Write out every record below exactly as it appears.

Stored data entries
------------------------------------------------
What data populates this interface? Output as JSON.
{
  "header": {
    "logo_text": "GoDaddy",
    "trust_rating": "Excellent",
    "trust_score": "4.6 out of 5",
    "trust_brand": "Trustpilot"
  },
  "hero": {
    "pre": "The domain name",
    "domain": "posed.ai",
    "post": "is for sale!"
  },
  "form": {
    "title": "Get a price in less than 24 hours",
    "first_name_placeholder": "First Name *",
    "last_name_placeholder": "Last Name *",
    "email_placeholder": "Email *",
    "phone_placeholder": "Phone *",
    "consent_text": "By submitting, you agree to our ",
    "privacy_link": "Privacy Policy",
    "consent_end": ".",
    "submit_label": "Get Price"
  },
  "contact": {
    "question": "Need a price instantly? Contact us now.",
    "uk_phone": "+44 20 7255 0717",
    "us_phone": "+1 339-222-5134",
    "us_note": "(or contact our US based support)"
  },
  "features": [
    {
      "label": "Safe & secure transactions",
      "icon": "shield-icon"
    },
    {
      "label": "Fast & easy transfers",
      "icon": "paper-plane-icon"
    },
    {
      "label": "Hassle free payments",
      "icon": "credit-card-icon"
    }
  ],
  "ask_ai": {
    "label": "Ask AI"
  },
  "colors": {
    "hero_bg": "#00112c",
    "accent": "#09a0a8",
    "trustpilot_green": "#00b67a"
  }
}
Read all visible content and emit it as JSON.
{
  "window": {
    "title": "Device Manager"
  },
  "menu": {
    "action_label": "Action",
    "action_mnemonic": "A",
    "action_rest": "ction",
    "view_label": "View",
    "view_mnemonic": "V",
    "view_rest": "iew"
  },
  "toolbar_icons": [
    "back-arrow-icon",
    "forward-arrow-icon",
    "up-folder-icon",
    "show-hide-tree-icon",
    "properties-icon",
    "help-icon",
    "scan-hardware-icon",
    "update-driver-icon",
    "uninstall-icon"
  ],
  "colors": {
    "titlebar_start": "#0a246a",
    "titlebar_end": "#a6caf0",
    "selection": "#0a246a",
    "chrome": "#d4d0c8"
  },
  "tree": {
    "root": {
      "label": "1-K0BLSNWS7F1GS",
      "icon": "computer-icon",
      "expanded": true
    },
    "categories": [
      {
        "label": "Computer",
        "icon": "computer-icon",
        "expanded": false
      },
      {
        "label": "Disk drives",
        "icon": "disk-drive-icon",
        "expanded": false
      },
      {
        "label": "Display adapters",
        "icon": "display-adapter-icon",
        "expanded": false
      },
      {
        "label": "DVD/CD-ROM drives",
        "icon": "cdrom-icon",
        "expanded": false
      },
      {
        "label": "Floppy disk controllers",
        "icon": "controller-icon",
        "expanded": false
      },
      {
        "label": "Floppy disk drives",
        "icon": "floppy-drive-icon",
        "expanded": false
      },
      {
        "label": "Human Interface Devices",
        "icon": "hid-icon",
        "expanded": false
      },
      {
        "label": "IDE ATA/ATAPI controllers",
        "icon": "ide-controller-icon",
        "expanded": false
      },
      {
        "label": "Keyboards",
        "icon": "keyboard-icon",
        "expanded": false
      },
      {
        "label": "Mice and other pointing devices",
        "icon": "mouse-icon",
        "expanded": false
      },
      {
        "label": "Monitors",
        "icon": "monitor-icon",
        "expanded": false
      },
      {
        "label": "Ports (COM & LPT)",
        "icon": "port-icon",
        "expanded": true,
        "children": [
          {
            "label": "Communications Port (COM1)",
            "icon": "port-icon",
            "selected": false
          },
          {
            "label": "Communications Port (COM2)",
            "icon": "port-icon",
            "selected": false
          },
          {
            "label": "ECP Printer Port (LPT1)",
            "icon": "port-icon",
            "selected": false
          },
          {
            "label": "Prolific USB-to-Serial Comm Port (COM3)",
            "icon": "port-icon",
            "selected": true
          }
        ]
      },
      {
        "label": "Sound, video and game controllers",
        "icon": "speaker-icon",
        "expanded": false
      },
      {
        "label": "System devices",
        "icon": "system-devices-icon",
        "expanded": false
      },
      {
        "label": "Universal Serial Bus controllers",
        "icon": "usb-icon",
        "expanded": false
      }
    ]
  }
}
------------------------------------------------
◆ COMPLETED EXERCISE
What data populates this interface? Output as JSON.
{
  "header": {
    "logo_text": "GoDaddy",
    "trust_rating": "Excellent",
    "trust_score": "4.6 out of 5",
    "trust_brand": "Trustpilot"
  },
  "hero": {
    "pre": "The domain name",
    "domain": "posed.ai",
    "post": "is for sale!"
  },
  "form": {
    "title": "Get a price in less than 24 hours",
    "first_name_placeholder": "First Name *",
    "last_name_placeholder": "Last Name *",
    "email_placeholder": "Email *",
    "phone_placeholder": "Phone *",
    "consent_text": "By submitting, you agree to our ",
    "privacy_link": "Privacy Policy",
    "consent_end": ".",
    "submit_label": "Get Price"
  },
  "contact": {
    "question": "Need a price instantly? Contact us now.",
    "uk_phone": "+44 20 7255 0717",
    "us_phone": "+1 339-222-5134",
    "us_note": "(or contact our US based support)"
  },
  "features": [
    {
      "label": "Safe & secure transactions",
      "icon": "shield-icon"
    },
    {
      "label": "Fast & easy transfers",
      "icon": "paper-plane-icon"
    },
    {
      "label": "Hassle free payments",
      "icon": "credit-card-icon"
    }
  ],
  "ask_ai": {
    "label": "Ask AI"
  },
  "colors": {
    "hero_bg": "#00112c",
    "accent": "#09a0a8",
    "trustpilot_green": "#00b67a"
  }
}
Read all visible content and emit it as JSON.
{
  "window": {
    "title": "Device Manager"
  },
  "menu": {
    "action_label": "Action",
    "action_mnemonic": "A",
    "action_rest": "ction",
    "view_label": "View",
    "view_mnemonic": "V",
    "view_rest": "iew"
  },
  "toolbar_icons": [
    "back-arrow-icon",
    "forward-arrow-icon",
    "up-folder-icon",
    "show-hide-tree-icon",
    "properties-icon",
    "help-icon",
    "scan-hardware-icon",
    "update-driver-icon",
    "uninstall-icon"
  ],
  "colors": {
    "titlebar_start": "#0a246a",
    "titlebar_end": "#a6caf0",
    "selection": "#0a246a",
    "chrome": "#d4d0c8"
  },
  "tree": {
    "root": {
      "label": "1-K0BLSNWS7F1GS",
      "icon": "computer-icon",
      "expanded": true
    },
    "categories": [
      {
        "label": "Computer",
        "icon": "computer-icon",
        "expanded": false
      },
      {
        "label": "Disk drives",
        "icon": "disk-drive-icon",
        "expanded": false
      },
      {
        "label": "Display adapters",
        "icon": "display-adapter-icon",
        "expanded": false
      },
      {
        "label": "DVD/CD-ROM drives",
        "icon": "cdrom-icon",
        "expanded": false
      },
      {
        "label": "Floppy disk controllers",
        "icon": "controller-icon",
        "expanded": false
      },
      {
        "label": "Floppy disk drives",
        "icon": "floppy-drive-icon",
        "expanded": false
      },
      {
        "label": "Human Interface Devices",
        "icon": "hid-icon",
        "expanded": false
      },
      {
        "label": "IDE ATA/ATAPI controllers",
        "icon": "ide-controller-icon",
        "expanded": false
      },
      {
        "label": "Keyboards",
        "icon": "keyboard-icon",
        "expanded": false
      },
      {
        "label": "Mice and other pointing devices",
        "icon": "mouse-icon",
        "expanded": false
      },
      {
        "label": "Monitors",
        "icon": "monitor-icon",
        "expanded": false
      },
      {
        "label": "Ports (COM & LPT)",
        "icon": "port-icon",
        "expanded": true,
        "children": [
          {
            "label": "Communications Port (COM1)",
            "icon": "port-icon",
            "selected": false
          },
          {
            "label": "Communications Port (COM2)",
            "icon": "port-icon",
            "selected": false
          },
          {
            "label": "ECP Printer Port (LPT1)",
            "icon": "port-icon",
            "selected": false
          },
          {
            "label": "Prolific USB-to-Serial Comm Port (COM3)",
            "icon": "port-icon",
            "selected": true
          }
        ]
      },
      {
        "label": "Sound, video and game controllers",
        "icon": "speaker-icon",
        "expanded": false
      },
      {
        "label": "System devices",
        "icon": "system-devices-icon",
        "expanded": false
      },
      {
        "label": "Universal Serial Bus controllers",
        "icon": "usb-icon",
        "expanded": false
      }
    ]
  }
}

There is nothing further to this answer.